Data pulled from a collection ::
>> begin
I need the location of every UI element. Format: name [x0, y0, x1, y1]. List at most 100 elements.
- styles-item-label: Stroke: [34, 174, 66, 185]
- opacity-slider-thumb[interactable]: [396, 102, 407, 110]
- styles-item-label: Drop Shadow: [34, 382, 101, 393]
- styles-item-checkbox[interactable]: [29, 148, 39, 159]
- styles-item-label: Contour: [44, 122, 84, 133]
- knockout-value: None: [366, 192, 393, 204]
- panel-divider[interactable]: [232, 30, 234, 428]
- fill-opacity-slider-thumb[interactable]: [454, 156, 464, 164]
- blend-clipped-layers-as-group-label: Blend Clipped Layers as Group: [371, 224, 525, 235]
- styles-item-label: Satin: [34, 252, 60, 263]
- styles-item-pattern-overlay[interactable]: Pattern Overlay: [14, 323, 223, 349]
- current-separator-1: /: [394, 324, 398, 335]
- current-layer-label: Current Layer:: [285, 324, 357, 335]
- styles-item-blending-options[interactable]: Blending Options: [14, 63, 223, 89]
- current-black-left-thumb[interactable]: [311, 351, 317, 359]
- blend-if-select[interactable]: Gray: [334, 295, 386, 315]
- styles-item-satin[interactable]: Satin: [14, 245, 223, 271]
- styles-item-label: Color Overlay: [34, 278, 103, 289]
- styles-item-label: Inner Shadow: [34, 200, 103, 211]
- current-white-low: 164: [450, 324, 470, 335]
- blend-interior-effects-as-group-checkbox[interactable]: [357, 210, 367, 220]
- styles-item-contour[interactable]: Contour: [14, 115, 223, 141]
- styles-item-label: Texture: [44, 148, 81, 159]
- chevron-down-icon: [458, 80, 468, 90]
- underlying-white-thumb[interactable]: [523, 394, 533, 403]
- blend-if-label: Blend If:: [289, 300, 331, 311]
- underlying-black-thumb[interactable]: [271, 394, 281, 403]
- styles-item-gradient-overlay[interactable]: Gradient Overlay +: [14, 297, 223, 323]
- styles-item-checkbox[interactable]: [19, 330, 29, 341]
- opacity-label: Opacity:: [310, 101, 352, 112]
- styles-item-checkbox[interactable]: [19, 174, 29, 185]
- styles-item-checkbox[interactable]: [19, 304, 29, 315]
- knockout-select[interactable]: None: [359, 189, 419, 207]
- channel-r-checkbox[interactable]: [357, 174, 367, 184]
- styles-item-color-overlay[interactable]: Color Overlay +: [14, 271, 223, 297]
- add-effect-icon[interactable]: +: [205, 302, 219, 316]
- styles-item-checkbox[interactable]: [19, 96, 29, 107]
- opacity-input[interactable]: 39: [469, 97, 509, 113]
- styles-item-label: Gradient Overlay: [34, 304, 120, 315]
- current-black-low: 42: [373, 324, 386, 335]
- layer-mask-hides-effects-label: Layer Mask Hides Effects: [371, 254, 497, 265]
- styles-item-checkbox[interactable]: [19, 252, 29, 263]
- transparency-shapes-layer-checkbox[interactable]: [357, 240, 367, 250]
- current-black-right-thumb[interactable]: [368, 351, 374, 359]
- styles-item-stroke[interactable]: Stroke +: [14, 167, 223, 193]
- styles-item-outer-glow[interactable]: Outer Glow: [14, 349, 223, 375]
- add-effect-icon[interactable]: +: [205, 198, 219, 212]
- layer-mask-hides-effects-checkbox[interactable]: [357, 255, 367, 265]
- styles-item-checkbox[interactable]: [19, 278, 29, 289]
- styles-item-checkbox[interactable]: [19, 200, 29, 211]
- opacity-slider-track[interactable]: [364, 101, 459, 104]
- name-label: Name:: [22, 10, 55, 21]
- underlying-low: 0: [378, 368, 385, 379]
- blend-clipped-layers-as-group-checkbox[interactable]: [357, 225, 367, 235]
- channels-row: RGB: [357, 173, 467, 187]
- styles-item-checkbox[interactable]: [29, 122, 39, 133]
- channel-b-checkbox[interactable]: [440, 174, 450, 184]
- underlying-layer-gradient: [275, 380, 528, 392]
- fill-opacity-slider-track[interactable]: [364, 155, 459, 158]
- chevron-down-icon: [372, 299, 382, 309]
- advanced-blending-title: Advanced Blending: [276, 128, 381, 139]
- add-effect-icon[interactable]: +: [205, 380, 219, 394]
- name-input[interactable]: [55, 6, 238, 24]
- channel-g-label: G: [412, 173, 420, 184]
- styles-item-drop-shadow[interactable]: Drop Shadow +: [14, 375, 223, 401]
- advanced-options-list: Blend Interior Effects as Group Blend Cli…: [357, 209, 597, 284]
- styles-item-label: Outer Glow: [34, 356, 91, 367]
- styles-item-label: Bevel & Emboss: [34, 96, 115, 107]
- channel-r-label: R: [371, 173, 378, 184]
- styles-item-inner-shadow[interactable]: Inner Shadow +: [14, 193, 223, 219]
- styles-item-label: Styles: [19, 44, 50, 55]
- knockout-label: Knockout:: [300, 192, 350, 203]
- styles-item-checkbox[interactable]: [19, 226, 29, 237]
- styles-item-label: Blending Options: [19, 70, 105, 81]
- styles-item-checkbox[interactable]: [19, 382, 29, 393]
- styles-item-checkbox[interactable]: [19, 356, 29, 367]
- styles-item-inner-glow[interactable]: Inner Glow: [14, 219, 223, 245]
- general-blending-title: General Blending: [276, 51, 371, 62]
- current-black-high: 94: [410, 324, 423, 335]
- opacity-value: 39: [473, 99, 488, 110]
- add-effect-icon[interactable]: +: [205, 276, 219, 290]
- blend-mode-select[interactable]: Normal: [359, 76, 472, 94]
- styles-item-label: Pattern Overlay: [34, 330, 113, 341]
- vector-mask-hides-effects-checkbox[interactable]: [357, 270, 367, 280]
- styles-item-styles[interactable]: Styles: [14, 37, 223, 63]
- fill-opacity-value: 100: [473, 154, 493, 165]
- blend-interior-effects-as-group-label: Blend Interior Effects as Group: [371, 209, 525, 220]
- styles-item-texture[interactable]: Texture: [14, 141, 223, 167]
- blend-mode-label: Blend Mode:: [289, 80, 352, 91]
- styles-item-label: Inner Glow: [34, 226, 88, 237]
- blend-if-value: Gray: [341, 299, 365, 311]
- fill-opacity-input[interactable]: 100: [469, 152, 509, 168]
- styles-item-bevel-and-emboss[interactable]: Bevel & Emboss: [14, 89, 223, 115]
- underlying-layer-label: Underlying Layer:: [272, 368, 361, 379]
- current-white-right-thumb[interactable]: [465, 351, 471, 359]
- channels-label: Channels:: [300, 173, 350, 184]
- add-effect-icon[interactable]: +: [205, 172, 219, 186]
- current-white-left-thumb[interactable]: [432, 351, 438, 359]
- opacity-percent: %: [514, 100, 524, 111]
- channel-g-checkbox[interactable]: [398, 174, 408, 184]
>> end
THE PROBLEM :: Copy out every line of the material above, character for character.

TASK RESPONSE ::
I need the location of every UI element. Format: name [x0, y0, x1, y1]. List at most 100 elements.
- styles-item-label: Stroke: [34, 174, 66, 185]
- opacity-slider-thumb[interactable]: [396, 102, 407, 110]
- styles-item-label: Drop Shadow: [34, 382, 101, 393]
- styles-item-checkbox[interactable]: [29, 148, 39, 159]
- styles-item-label: Contour: [44, 122, 84, 133]
- knockout-value: None: [366, 192, 393, 204]
- panel-divider[interactable]: [232, 30, 234, 428]
- fill-opacity-slider-thumb[interactable]: [454, 156, 464, 164]
- blend-clipped-layers-as-group-label: Blend Clipped Layers as Group: [371, 224, 525, 235]
- styles-item-label: Satin: [34, 252, 60, 263]
- styles-item-pattern-overlay[interactable]: Pattern Overlay: [14, 323, 223, 349]
- current-separator-1: /: [394, 324, 398, 335]
- current-layer-label: Current Layer:: [285, 324, 357, 335]
- styles-item-blending-options[interactable]: Blending Options: [14, 63, 223, 89]
- current-black-left-thumb[interactable]: [311, 351, 317, 359]
- blend-if-select[interactable]: Gray: [334, 295, 386, 315]
- styles-item-satin[interactable]: Satin: [14, 245, 223, 271]
- styles-item-label: Color Overlay: [34, 278, 103, 289]
- styles-item-label: Inner Shadow: [34, 200, 103, 211]
- current-white-low: 164: [450, 324, 470, 335]
- blend-interior-effects-as-group-checkbox[interactable]: [357, 210, 367, 220]
- styles-item-contour[interactable]: Contour: [14, 115, 223, 141]
- styles-item-label: Texture: [44, 148, 81, 159]
- chevron-down-icon: [458, 80, 468, 90]
- underlying-white-thumb[interactable]: [523, 394, 533, 403]
- blend-if-label: Blend If:: [289, 300, 331, 311]
- underlying-black-thumb[interactable]: [271, 394, 281, 403]
- styles-item-gradient-overlay[interactable]: Gradient Overlay +: [14, 297, 223, 323]
- styles-item-checkbox[interactable]: [19, 330, 29, 341]
- opacity-label: Opacity:: [310, 101, 352, 112]
- styles-item-checkbox[interactable]: [19, 174, 29, 185]
- styles-item-checkbox[interactable]: [19, 304, 29, 315]
- knockout-select[interactable]: None: [359, 189, 419, 207]
- channel-r-checkbox[interactable]: [357, 174, 367, 184]
- styles-item-color-overlay[interactable]: Color Overlay +: [14, 271, 223, 297]
- add-effect-icon[interactable]: +: [205, 302, 219, 316]
- styles-item-checkbox[interactable]: [19, 96, 29, 107]
- opacity-input[interactable]: 39: [469, 97, 509, 113]
- styles-item-label: Gradient Overlay: [34, 304, 120, 315]
- current-black-low: 42: [373, 324, 386, 335]
- layer-mask-hides-effects-label: Layer Mask Hides Effects: [371, 254, 497, 265]
- styles-item-checkbox[interactable]: [19, 252, 29, 263]
- transparency-shapes-layer-checkbox[interactable]: [357, 240, 367, 250]
- current-black-right-thumb[interactable]: [368, 351, 374, 359]
- styles-item-stroke[interactable]: Stroke +: [14, 167, 223, 193]
- styles-item-outer-glow[interactable]: Outer Glow: [14, 349, 223, 375]
- add-effect-icon[interactable]: +: [205, 198, 219, 212]
- layer-mask-hides-effects-checkbox[interactable]: [357, 255, 367, 265]
- styles-item-checkbox[interactable]: [19, 278, 29, 289]
- styles-item-checkbox[interactable]: [19, 200, 29, 211]
- opacity-slider-track[interactable]: [364, 101, 459, 104]
- name-label: Name:: [22, 10, 55, 21]
- underlying-low: 0: [378, 368, 385, 379]
- blend-clipped-layers-as-group-checkbox[interactable]: [357, 225, 367, 235]
- channels-row: RGB: [357, 173, 467, 187]
- styles-item-checkbox[interactable]: [29, 122, 39, 133]
- channel-b-checkbox[interactable]: [440, 174, 450, 184]
- underlying-layer-gradient: [275, 380, 528, 392]
- fill-opacity-slider-track[interactable]: [364, 155, 459, 158]
- chevron-down-icon: [372, 299, 382, 309]
- advanced-blending-title: Advanced Blending: [276, 128, 381, 139]
- add-effect-icon[interactable]: +: [205, 380, 219, 394]
- name-input[interactable]: [55, 6, 238, 24]
- channel-g-label: G: [412, 173, 420, 184]
- styles-item-drop-shadow[interactable]: Drop Shadow +: [14, 375, 223, 401]
- advanced-options-list: Blend Interior Effects as Group Blend Cli…: [357, 209, 597, 284]
- styles-item-label: Outer Glow: [34, 356, 91, 367]
- styles-item-label: Bevel & Emboss: [34, 96, 115, 107]
- channel-r-label: R: [371, 173, 378, 184]
- styles-item-inner-shadow[interactable]: Inner Shadow +: [14, 193, 223, 219]
- styles-item-label: Styles: [19, 44, 50, 55]
- knockout-label: Knockout:: [300, 192, 350, 203]
- styles-item-checkbox[interactable]: [19, 226, 29, 237]
- styles-item-label: Blending Options: [19, 70, 105, 81]
- styles-item-checkbox[interactable]: [19, 382, 29, 393]
- styles-item-checkbox[interactable]: [19, 356, 29, 367]
- styles-item-inner-glow[interactable]: Inner Glow: [14, 219, 223, 245]
- general-blending-title: General Blending: [276, 51, 371, 62]
- current-black-high: 94: [410, 324, 423, 335]
- opacity-value: 39: [473, 99, 488, 110]
- add-effect-icon[interactable]: +: [205, 276, 219, 290]
- blend-mode-select[interactable]: Normal: [359, 76, 472, 94]
- styles-item-label: Pattern Overlay: [34, 330, 113, 341]
- vector-mask-hides-effects-checkbox[interactable]: [357, 270, 367, 280]
- styles-item-styles[interactable]: Styles: [14, 37, 223, 63]
- fill-opacity-value: 100: [473, 154, 493, 165]
- blend-interior-effects-as-group-label: Blend Interior Effects as Group: [371, 209, 525, 220]
- styles-item-texture[interactable]: Texture: [14, 141, 223, 167]
- blend-mode-label: Blend Mode:: [289, 80, 352, 91]
- styles-item-label: Inner Glow: [34, 226, 88, 237]
- blend-if-value: Gray: [341, 299, 365, 311]
- fill-opacity-input[interactable]: 100: [469, 152, 509, 168]
- styles-item-bevel-and-emboss[interactable]: Bevel & Emboss: [14, 89, 223, 115]
- underlying-layer-label: Underlying Layer:: [272, 368, 361, 379]
- current-white-right-thumb[interactable]: [465, 351, 471, 359]
- channels-label: Channels:: [300, 173, 350, 184]
- add-effect-icon[interactable]: +: [205, 172, 219, 186]
- current-white-left-thumb[interactable]: [432, 351, 438, 359]
- opacity-percent: %: [514, 100, 524, 111]
- channel-g-checkbox[interactable]: [398, 174, 408, 184]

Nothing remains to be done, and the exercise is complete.